REQUIREMENT: Repeat the entire listing exactly.

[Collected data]
--------------------
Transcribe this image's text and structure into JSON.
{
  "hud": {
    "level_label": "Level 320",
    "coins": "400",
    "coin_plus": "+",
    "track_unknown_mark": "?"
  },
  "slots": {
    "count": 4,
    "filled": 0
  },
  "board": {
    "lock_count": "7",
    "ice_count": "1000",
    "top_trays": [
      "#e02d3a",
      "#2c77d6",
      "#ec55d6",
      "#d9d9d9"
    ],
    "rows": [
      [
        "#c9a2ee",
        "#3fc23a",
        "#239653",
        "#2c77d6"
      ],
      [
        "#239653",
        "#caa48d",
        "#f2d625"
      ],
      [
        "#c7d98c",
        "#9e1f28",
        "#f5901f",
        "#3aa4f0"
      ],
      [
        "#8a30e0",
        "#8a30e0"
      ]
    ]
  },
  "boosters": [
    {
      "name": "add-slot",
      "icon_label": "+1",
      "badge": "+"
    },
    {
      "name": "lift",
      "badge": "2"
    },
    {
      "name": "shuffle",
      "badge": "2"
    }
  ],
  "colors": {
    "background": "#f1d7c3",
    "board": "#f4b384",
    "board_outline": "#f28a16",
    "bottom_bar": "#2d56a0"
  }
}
--------------------
RESPONSE:
Transcribe this image's text and structure into JSON.
{
  "hud": {
    "level_label": "Level 320",
    "coins": "400",
    "coin_plus": "+",
    "track_unknown_mark": "?"
  },
  "slots": {
    "count": 4,
    "filled": 0
  },
  "board": {
    "lock_count": "7",
    "ice_count": "1000",
    "top_trays": [
      "#e02d3a",
      "#2c77d6",
      "#ec55d6",
      "#d9d9d9"
    ],
    "rows": [
      [
        "#c9a2ee",
        "#3fc23a",
        "#239653",
        "#2c77d6"
      ],
      [
        "#239653",
        "#caa48d",
        "#f2d625"
      ],
      [
        "#c7d98c",
        "#9e1f28",
        "#f5901f",
        "#3aa4f0"
      ],
      [
        "#8a30e0",
        "#8a30e0"
      ]
    ]
  },
  "boosters": [
    {
      "name": "add-slot",
      "icon_label": "+1",
      "badge": "+"
    },
    {
      "name": "lift",
      "badge": "2"
    },
    {
      "name": "shuffle",
      "badge": "2"
    }
  ],
  "colors": {
    "background": "#f1d7c3",
    "board": "#f4b384",
    "board_outline": "#f28a16",
    "bottom_bar": "#2d56a0"
  }
}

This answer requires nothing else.